- Given task
Every record should be written out exactly, with the pictures left out.

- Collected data
= = =

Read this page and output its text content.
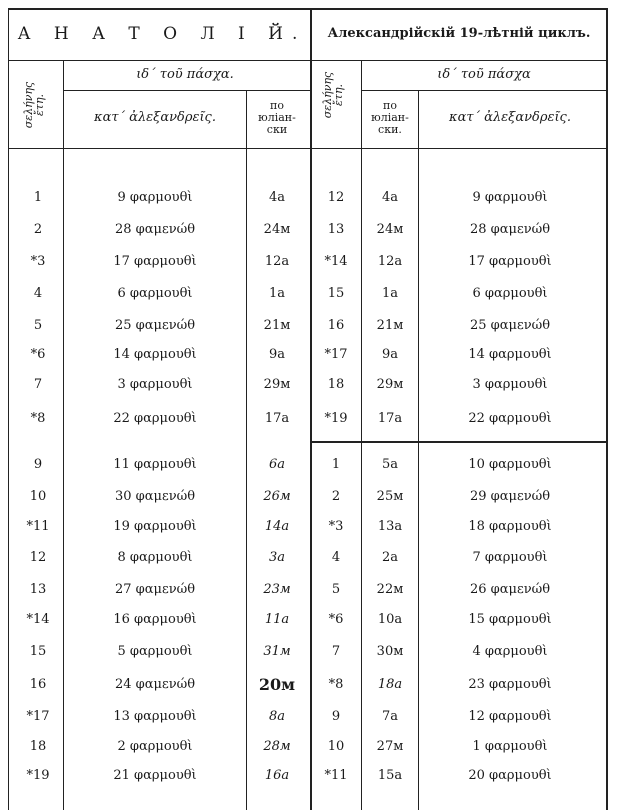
А Н А Т О Л І Й.
σελήνης
ἔτη.
ιδ΄ τοῦ πάσχα.
κατ΄ ἀλεξανδρεῖς.
по
юліан-
ски
Александрійскій 19-лѣтній циклъ.
σελήνης
ἔτη.
ιδ΄ τοῦ πάσχα
по
юліан-
ски.
κατ΄ ἀλεξανδρεῖς.
1	9 φαρμουθὶ	4а
2	28 φαμενώθ	24м
*3	17 φαρμουθὶ	12а
4	6 φαρμουθὶ	1а
5	25 φαμενώθ	21м
*6	14 φαρμουθὶ	9а
7	3 φαρμουθὶ	29м
*8	22 φαρμουθὶ	17а
9	11 φαρμουθὶ	6а
10	30 φαμενώθ	26м
*11	19 φαρμουθὶ	14а
12	8 φαρμουθὶ	3а
13	27 φαμενώθ	23м
*14	16 φαρμουθὶ	11а
15	5 φαρμουθὶ	31м
16	24 φαμενώθ	20м
*17	13 φαρμουθὶ	8а
18	2 φαρμουθὶ	28м
*19	21 φαρμουθὶ	16а
12	4а	9 φαρμουθὶ
13 24м	28 φαμενώθ
*14 12а	17 φαρμουθὶ
15	1а	6 φαρμουθὶ
16 21м	25 φαμενώθ
*17	9а	14 φαρμουθὶ
18 29м	3 φαρμουθὶ
*19 17а	22 φαρμουθὶ
1	5а	10 φαρμουθὶ
2	25м	29 φαμενώθ
*3	13а	18 φαρμουθὶ
4	2а	7 φαρμουθὶ
5	22м	26 φαμενώθ
*6	10а	15 φαρμουθὶ
7	30м	4 φαρμουθὶ
*8	18а	23 φαρμουθὶ
9	7а	12 φαρμουθὶ
10 27м	1 φαρμουθὶ
*11 15а	20 φαρμουθὶ
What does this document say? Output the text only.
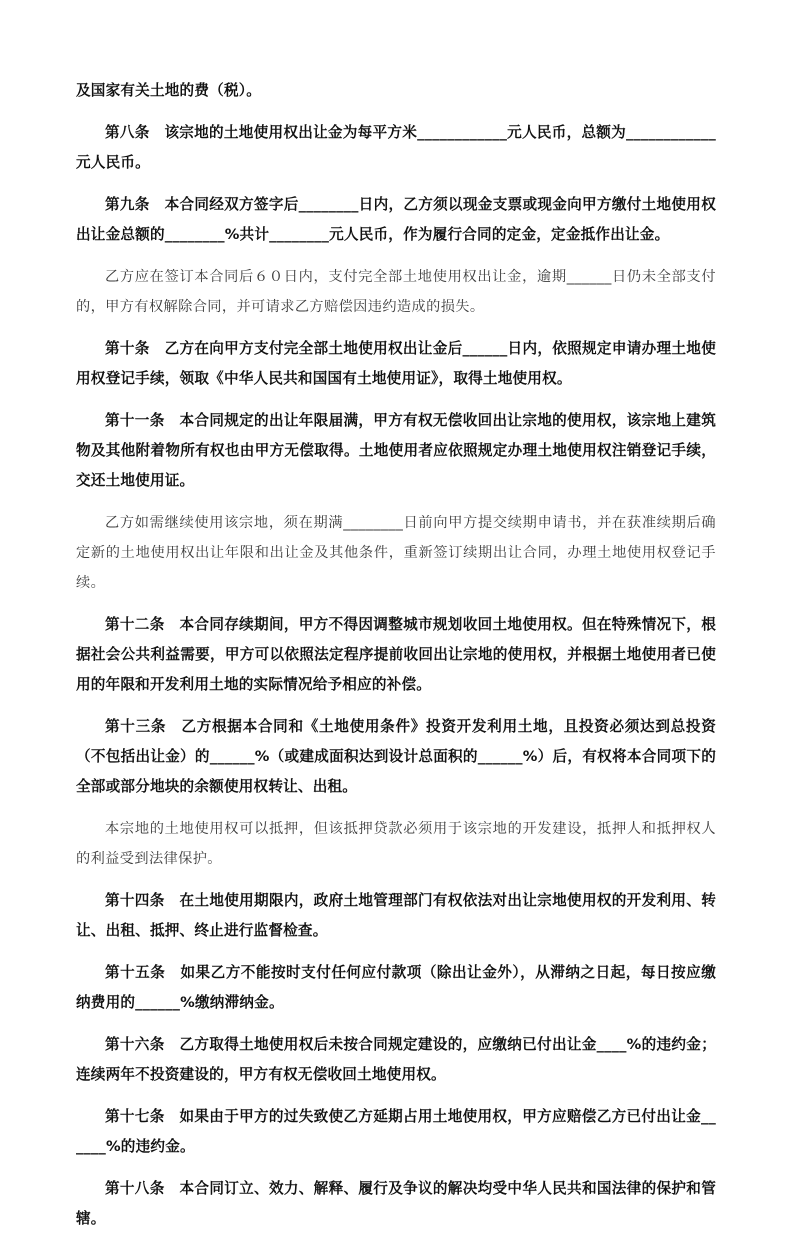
及国家有关土地的费（税）。

第八条　该宗地的土地使用权出让金为每平方米____________元人民币，总额为____________元人民币。

第九条　本合同经双方签字后________日内，乙方须以现金支票或现金向甲方缴付土地使用权出让金总额的________%共计________元人民币，作为履行合同的定金，定金抵作出让金。

乙方应在签订本合同后６０日内，支付完全部土地使用权出让金，逾期______日仍未全部支付的，甲方有权解除合同，并可请求乙方赔偿因违约造成的损失。

第十条　乙方在向甲方支付完全部土地使用权出让金后______日内，依照规定申请办理土地使用权登记手续，领取《中华人民共和国国有土地使用证》，取得土地使用权。

第十一条　本合同规定的出让年限届满，甲方有权无偿收回出让宗地的使用权，该宗地上建筑物及其他附着物所有权也由甲方无偿取得。土地使用者应依照规定办理土地使用权注销登记手续，交还土地使用证。

乙方如需继续使用该宗地，须在期满________日前向甲方提交续期申请书，并在获准续期后确定新的土地使用权出让年限和出让金及其他条件，重新签订续期出让合同，办理土地使用权登记手续。

第十二条　本合同存续期间，甲方不得因调整城市规划收回土地使用权。但在特殊情况下，根据社会公共利益需要，甲方可以依照法定程序提前收回出让宗地的使用权，并根据土地使用者已使用的年限和开发利用土地的实际情况给予相应的补偿。

第十三条　乙方根据本合同和《土地使用条件》投资开发利用土地，且投资必须达到总投资（不包括出让金）的______%（或建成面积达到设计总面积的______%）后，有权将本合同项下的全部或部分地块的余额使用权转让、出租。

本宗地的土地使用权可以抵押，但该抵押贷款必须用于该宗地的开发建设，抵押人和抵押权人的利益受到法律保护。

第十四条　在土地使用期限内，政府土地管理部门有权依法对出让宗地使用权的开发利用、转让、出租、抵押、终止进行监督检查。

第十五条　如果乙方不能按时支付任何应付款项（除出让金外），从滞纳之日起，每日按应缴纳费用的______%缴纳滞纳金。

第十六条　乙方取得土地使用权后未按合同规定建设的，应缴纳已付出让金____%的违约金；连续两年不投资建设的，甲方有权无偿收回土地使用权。

第十七条　如果由于甲方的过失致使乙方延期占用土地使用权，甲方应赔偿乙方已付出让金______%的违约金。

第十八条　本合同订立、效力、解释、履行及争议的解决均受中华人民共和国法律的保护和管辖。
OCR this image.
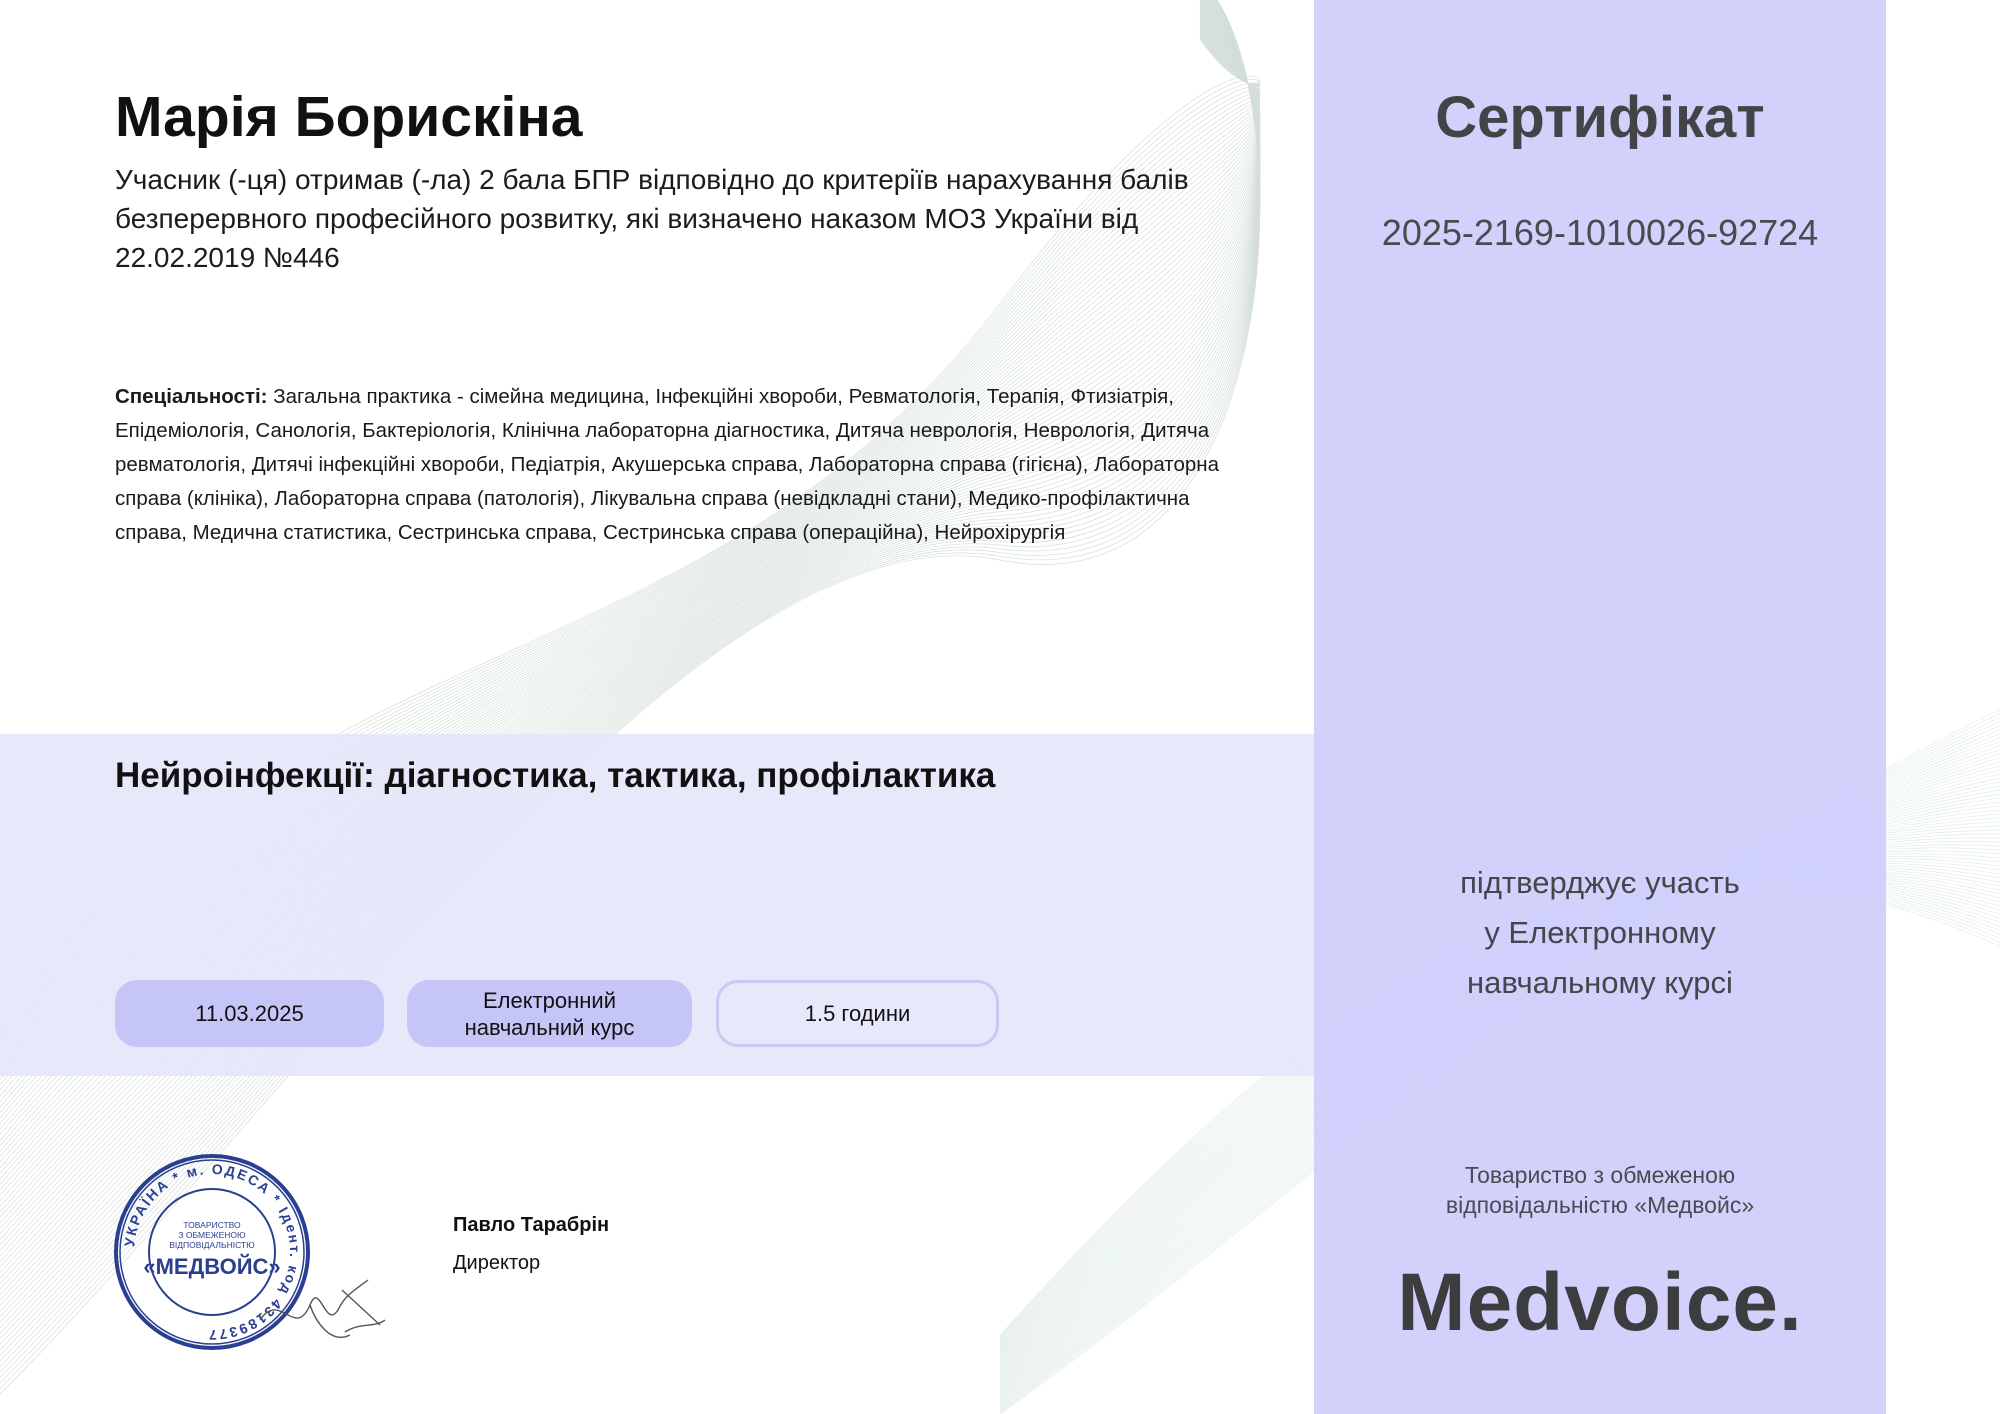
Марія Борискіна
Учасник (-ця) отримав (-ла) 2 бала БПР відповідно до критеріїв нарахування балів безперервного професійного розвитку, які визначено наказом МОЗ України від 22.02.2019 №446
Спеціальності: Загальна практика - сімейна медицина, Інфекційні хвороби, Ревматологія, Терапія, Фтизіатрія, Епідеміологія, Санологія, Бактеріологія, Клінічна лабораторна діагностика, Дитяча неврологія, Неврологія, Дитяча ревматологія, Дитячі інфекційні хвороби, Педіатрія, Акушерська справа, Лабораторна справа (гігієна), Лабораторна справа (клініка), Лабораторна справа (патологія), Лікувальна справа (невідкладні стани), Медико-профілактична справа, Медична статистика, Сестринська справа, Сестринська справа (операційна), Нейрохірургія
Нейроінфекції: діагностика, тактика, профілактика
11.03.2025
Електронний
навчальний курс
1.5 години
Сертифікат
2025-2169-1010026-92724
підтверджує участь
у Електронному
навчальному курсі
Товариство з обмеженою
відповідальністю «Медвойс»
Medvoice.
УКРАЇНА * м. ОДЕСА * Ідент. код 43189377
ТОВАРИСТВО
З ОБМЕЖЕНОЮ
ВІДПОВІДАЛЬНІСТЮ
«МЕДВОЙС»
Павло Тарабрін
Директор
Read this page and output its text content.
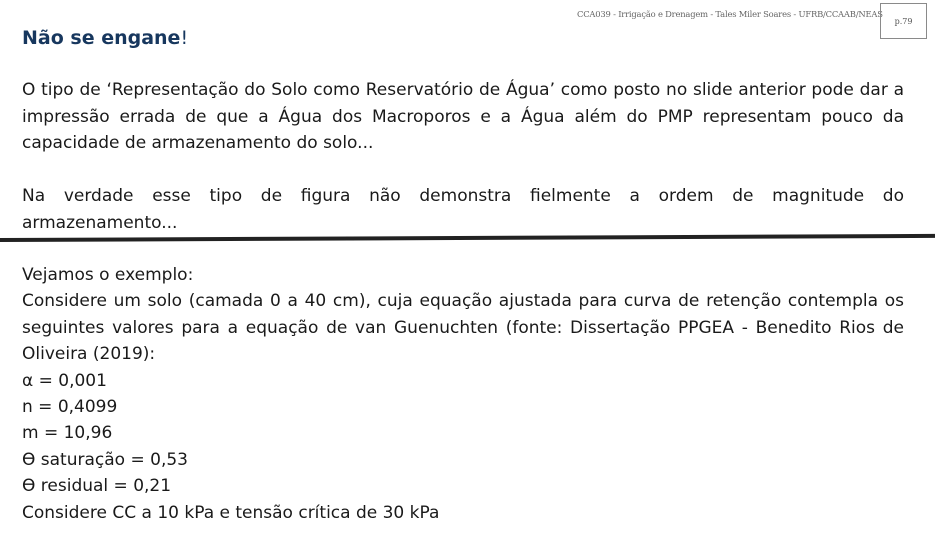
CCA039 - Irrigação e Drenagem - Tales Miler Soares - UFRB/CCAAB/NEAS
p.79
Não se engane!
O tipo de ‘Representação do Solo como Reservatório de Água’ como posto no slide anterior pode dar a impressão errada de que a Água dos Macroporos e a Água além do PMP representam pouco da capacidade de armazenamento do solo...
Na verdade esse tipo de figura não demonstra fielmente a ordem de magnitude do armazenamento...
Vejamos o exemplo:
Considere um solo (camada 0 a 40 cm), cuja equação ajustada para curva de retenção contempla os seguintes valores para a equação de van Guenuchten (fonte: Dissertação PPGEA - Benedito Rios de Oliveira (2019):
α = 0,001
n = 0,4099
m = 10,96
Ө saturação = 0,53
Ө residual = 0,21
Considere CC a 10 kPa e tensão crítica de 30 kPa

= = =

- Answer in full
Read this page and output its text content.
А Н А Т О Л І Й.
σελήνης
ἔτη.
ιδ΄ τοῦ πάσχα.
κατ΄ ἀλεξανδρεῖς.
по
юліан-
ски
Александрійскій 19-лѣтній циклъ.
σελήνης
ἔτη.
ιδ΄ τοῦ πάσχα
по
юліан-
ски.
κατ΄ ἀλεξανδρεῖς.
1	9 φαρμουθὶ	4а
2	28 φαμενώθ	24м
*3	17 φαρμουθὶ	12а
4	6 φαρμουθὶ	1а
5	25 φαμενώθ	21м
*6	14 φαρμουθὶ	9а
7	3 φαρμουθὶ	29м
*8	22 φαρμουθὶ	17а
9	11 φαρμουθὶ	6а
10	30 φαμενώθ	26м
*11	19 φαρμουθὶ	14а
12	8 φαρμουθὶ	3а
13	27 φαμενώθ	23м
*14	16 φαρμουθὶ	11а
15	5 φαρμουθὶ	31м
16	24 φαμενώθ	20м
*17	13 φαρμουθὶ	8а
18	2 φαρμουθὶ	28м
*19	21 φαρμουθὶ	16а
12	4а	9 φαρμουθὶ
13 24м	28 φαμενώθ
*14 12а	17 φαρμουθὶ
15	1а	6 φαρμουθὶ
16 21м	25 φαμενώθ
*17	9а	14 φαρμουθὶ
18 29м	3 φαρμουθὶ
*19 17а	22 φαρμουθὶ
1	5а	10 φαρμουθὶ
2	25м	29 φαμενώθ
*3	13а	18 φαρμουθὶ
4	2а	7 φαρμουθὶ
5	22м	26 φαμενώθ
*6	10а	15 φαρμουθὶ
7	30м	4 φαρμουθὶ
*8	18а	23 φαρμουθὶ
9	7а	12 φαρμουθὶ
10 27м	1 φαρμουθὶ
*11 15а	20 φαρμουθὶ
What does this document say? Output the text only.
及国家有关土地的费（税）。

第八条　该宗地的土地使用权出让金为每平方米____________元人民币，总额为____________元人民币。

第九条　本合同经双方签字后________日内，乙方须以现金支票或现金向甲方缴付土地使用权出让金总额的________%共计________元人民币，作为履行合同的定金，定金抵作出让金。

乙方应在签订本合同后６０日内，支付完全部土地使用权出让金，逾期______日仍未全部支付的，甲方有权解除合同，并可请求乙方赔偿因违约造成的损失。

第十条　乙方在向甲方支付完全部土地使用权出让金后______日内，依照规定申请办理土地使用权登记手续，领取《中华人民共和国国有土地使用证》，取得土地使用权。

第十一条　本合同规定的出让年限届满，甲方有权无偿收回出让宗地的使用权，该宗地上建筑物及其他附着物所有权也由甲方无偿取得。土地使用者应依照规定办理土地使用权注销登记手续，交还土地使用证。

乙方如需继续使用该宗地，须在期满________日前向甲方提交续期申请书，并在获准续期后确定新的土地使用权出让年限和出让金及其他条件，重新签订续期出让合同，办理土地使用权登记手续。

第十二条　本合同存续期间，甲方不得因调整城市规划收回土地使用权。但在特殊情况下，根据社会公共利益需要，甲方可以依照法定程序提前收回出让宗地的使用权，并根据土地使用者已使用的年限和开发利用土地的实际情况给予相应的补偿。

第十三条　乙方根据本合同和《土地使用条件》投资开发利用土地，且投资必须达到总投资（不包括出让金）的______%（或建成面积达到设计总面积的______%）后，有权将本合同项下的全部或部分地块的余额使用权转让、出租。

本宗地的土地使用权可以抵押，但该抵押贷款必须用于该宗地的开发建设，抵押人和抵押权人的利益受到法律保护。

第十四条　在土地使用期限内，政府土地管理部门有权依法对出让宗地使用权的开发利用、转让、出租、抵押、终止进行监督检查。

第十五条　如果乙方不能按时支付任何应付款项（除出让金外），从滞纳之日起，每日按应缴纳费用的______%缴纳滞纳金。

第十六条　乙方取得土地使用权后未按合同规定建设的，应缴纳已付出让金____%的违约金；连续两年不投资建设的，甲方有权无偿收回土地使用权。

第十七条　如果由于甲方的过失致使乙方延期占用土地使用权，甲方应赔偿乙方已付出让金______%的违约金。

第十八条　本合同订立、效力、解释、履行及争议的解决均受中华人民共和国法律的保护和管辖。
OCR this image.
Марія Борискіна
Учасник (-ця) отримав (-ла) 2 бала БПР відповідно до критеріїв нарахування балів безперервного професійного розвитку, які визначено наказом МОЗ України від 22.02.2019 №446
Спеціальності: Загальна практика - сімейна медицина, Інфекційні хвороби, Ревматологія, Терапія, Фтизіатрія, Епідеміологія, Санологія, Бактеріологія, Клінічна лабораторна діагностика, Дитяча неврологія, Неврологія, Дитяча ревматологія, Дитячі інфекційні хвороби, Педіатрія, Акушерська справа, Лабораторна справа (гігієна), Лабораторна справа (клініка), Лабораторна справа (патологія), Лікувальна справа (невідкладні стани), Медико-профілактична справа, Медична статистика, Сестринська справа, Сестринська справа (операційна), Нейрохірургія
Нейроінфекції: діагностика, тактика, профілактика
11.03.2025
Електронний
навчальний курс
1.5 години
Сертифікат
2025-2169-1010026-92724
підтверджує участь
у Електронному
навчальному курсі
Товариство з обмеженою
відповідальністю «Медвойс»
Medvoice.
УКРАЇНА * м. ОДЕСА * Ідент. код 43189377
ТОВАРИСТВО
З ОБМЕЖЕНОЮ
ВІДПОВІДАЛЬНІСТЮ
«МЕДВОЙС»
Павло Тарабрін
Директор
Read this page and output its text content.
CCA039 - Irrigação e Drenagem - Tales Miler Soares - UFRB/CCAAB/NEAS
p.79
Não se engane!
O tipo de ‘Representação do Solo como Reservatório de Água’ como posto no slide anterior pode dar a impressão errada de que a Água dos Macroporos e a Água além do PMP representam pouco da capacidade de armazenamento do solo...
Na verdade esse tipo de figura não demonstra fielmente a ordem de magnitude do armazenamento...
Vejamos o exemplo:
Considere um solo (camada 0 a 40 cm), cuja equação ajustada para curva de retenção contempla os seguintes valores para a equação de van Guenuchten (fonte: Dissertação PPGEA - Benedito Rios de Oliveira (2019):
α = 0,001
n = 0,4099
m = 10,96
Ө saturação = 0,53
Ө residual = 0,21
Considere CC a 10 kPa e tensão crítica de 30 kPa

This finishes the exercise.